+++ DATASET CONTENT +++

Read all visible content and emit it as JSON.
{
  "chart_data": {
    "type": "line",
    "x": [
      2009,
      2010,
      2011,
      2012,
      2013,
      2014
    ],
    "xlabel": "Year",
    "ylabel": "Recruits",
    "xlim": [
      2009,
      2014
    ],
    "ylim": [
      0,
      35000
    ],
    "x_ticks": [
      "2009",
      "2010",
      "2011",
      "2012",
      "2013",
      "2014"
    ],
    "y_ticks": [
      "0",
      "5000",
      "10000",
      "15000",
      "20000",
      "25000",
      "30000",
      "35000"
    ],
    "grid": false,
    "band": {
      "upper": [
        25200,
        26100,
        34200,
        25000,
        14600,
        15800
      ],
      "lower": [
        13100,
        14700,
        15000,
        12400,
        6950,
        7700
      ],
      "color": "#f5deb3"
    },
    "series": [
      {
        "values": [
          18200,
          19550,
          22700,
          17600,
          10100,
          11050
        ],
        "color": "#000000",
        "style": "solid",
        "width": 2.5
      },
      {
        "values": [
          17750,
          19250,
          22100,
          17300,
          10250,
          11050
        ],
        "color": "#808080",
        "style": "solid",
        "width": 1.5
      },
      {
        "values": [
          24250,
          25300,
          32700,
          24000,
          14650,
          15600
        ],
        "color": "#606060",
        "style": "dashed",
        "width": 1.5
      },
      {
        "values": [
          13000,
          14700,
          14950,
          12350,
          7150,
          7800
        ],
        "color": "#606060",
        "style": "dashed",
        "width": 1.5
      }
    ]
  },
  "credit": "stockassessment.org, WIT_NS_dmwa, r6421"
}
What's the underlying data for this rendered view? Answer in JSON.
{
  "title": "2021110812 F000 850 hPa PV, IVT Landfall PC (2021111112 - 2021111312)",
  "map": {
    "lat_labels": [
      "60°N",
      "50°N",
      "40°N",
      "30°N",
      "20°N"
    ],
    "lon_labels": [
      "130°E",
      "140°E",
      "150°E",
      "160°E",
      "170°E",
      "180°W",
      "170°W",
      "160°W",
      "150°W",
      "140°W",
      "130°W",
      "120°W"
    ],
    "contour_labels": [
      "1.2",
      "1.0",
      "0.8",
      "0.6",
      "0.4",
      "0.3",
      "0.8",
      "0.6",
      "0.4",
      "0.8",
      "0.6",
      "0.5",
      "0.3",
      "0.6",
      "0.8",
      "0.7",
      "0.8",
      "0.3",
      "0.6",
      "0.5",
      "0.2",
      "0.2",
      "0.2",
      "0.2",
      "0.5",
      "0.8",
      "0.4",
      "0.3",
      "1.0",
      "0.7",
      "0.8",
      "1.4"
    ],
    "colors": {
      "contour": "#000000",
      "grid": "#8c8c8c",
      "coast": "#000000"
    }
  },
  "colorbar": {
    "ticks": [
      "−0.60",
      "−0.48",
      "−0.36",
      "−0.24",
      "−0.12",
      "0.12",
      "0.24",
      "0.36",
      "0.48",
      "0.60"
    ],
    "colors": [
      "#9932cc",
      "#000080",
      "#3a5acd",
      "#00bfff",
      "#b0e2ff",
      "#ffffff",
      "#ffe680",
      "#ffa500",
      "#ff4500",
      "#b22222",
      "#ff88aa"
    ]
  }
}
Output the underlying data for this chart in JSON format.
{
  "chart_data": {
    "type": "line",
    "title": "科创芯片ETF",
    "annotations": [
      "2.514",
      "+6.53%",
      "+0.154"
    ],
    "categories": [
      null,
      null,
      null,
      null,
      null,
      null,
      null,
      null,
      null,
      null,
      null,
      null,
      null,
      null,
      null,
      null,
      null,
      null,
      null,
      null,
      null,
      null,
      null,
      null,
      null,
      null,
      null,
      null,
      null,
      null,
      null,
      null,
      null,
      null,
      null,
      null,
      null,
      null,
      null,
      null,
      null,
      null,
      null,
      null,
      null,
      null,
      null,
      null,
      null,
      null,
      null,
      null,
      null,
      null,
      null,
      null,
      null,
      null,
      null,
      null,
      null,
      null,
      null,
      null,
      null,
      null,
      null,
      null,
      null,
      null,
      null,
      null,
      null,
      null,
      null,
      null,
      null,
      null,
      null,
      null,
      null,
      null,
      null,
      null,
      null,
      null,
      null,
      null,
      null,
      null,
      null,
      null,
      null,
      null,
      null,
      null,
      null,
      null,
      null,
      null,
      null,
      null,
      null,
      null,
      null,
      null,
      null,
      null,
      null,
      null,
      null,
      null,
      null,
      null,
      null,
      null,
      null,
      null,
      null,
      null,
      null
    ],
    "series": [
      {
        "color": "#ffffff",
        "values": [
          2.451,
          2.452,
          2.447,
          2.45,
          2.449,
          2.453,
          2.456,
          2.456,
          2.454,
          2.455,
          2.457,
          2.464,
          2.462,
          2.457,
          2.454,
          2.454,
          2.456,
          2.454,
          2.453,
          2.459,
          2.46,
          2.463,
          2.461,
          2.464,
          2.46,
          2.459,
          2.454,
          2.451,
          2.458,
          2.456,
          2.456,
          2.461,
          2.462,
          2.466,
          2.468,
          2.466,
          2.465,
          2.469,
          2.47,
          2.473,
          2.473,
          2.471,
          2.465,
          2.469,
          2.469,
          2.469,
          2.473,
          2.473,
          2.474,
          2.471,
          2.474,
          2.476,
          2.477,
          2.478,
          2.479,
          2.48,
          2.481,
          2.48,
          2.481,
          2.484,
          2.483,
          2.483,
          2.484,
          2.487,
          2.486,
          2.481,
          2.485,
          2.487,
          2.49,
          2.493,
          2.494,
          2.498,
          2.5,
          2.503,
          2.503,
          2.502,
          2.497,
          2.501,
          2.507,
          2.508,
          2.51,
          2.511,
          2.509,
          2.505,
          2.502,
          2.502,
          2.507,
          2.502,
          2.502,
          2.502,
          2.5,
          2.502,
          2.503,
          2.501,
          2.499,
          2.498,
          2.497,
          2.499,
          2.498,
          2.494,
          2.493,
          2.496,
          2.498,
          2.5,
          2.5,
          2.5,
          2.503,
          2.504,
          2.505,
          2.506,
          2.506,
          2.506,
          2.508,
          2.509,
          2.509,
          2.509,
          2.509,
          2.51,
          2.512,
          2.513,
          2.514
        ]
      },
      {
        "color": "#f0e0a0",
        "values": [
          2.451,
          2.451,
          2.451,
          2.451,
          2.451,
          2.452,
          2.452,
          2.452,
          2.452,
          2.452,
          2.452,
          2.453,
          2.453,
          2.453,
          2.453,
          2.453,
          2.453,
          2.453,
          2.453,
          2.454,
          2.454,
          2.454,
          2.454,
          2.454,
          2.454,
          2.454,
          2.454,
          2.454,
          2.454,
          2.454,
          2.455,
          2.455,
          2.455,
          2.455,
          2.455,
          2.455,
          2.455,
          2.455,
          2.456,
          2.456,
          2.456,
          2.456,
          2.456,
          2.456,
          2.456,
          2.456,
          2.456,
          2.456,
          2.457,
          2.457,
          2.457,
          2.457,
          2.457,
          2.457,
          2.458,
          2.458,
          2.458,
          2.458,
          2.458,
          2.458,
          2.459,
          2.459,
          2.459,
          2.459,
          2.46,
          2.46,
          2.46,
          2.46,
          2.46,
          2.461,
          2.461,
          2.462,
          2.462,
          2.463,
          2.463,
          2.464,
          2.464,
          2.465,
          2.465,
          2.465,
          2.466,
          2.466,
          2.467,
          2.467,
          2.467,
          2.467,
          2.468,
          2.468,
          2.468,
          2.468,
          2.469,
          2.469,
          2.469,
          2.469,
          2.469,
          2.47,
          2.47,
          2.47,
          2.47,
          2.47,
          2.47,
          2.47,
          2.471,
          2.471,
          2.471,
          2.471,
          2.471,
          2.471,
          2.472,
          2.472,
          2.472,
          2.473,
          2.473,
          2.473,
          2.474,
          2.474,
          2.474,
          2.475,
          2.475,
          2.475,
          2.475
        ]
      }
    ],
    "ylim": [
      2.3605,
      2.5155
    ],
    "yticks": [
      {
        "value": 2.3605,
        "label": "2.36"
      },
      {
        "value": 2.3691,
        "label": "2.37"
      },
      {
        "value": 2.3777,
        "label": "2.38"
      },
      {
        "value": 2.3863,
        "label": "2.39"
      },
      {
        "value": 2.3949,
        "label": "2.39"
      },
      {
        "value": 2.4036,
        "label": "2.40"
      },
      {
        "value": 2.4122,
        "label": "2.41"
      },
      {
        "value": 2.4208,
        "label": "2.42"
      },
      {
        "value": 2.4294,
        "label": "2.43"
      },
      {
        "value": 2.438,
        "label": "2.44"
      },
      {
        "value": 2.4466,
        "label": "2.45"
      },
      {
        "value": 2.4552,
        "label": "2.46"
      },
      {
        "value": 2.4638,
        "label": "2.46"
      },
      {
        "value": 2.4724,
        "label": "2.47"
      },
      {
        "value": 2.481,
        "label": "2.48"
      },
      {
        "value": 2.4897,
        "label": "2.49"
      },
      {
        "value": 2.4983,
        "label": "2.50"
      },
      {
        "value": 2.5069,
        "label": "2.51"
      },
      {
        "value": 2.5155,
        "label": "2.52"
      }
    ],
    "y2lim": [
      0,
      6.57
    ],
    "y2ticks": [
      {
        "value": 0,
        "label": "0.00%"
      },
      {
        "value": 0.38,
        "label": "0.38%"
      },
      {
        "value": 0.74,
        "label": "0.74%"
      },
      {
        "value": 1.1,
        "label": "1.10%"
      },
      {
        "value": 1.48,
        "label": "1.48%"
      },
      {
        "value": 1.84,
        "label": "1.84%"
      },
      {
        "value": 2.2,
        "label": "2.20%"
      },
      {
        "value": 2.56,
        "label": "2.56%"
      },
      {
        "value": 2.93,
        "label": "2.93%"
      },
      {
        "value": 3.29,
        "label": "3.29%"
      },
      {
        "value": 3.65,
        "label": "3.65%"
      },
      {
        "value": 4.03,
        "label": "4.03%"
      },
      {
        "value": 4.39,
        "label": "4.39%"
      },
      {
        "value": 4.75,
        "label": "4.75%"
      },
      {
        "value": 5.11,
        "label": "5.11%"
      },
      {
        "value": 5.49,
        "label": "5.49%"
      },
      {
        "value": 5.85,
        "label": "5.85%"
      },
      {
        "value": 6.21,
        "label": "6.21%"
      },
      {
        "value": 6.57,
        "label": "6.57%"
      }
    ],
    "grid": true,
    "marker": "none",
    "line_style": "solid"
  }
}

+++

Return each line with "title".

  "title": "2021110812 F000 850 hPa PV, IVT Landfall PC (2021111112 - 2021111312)",
    "title": "科创芯片ETF",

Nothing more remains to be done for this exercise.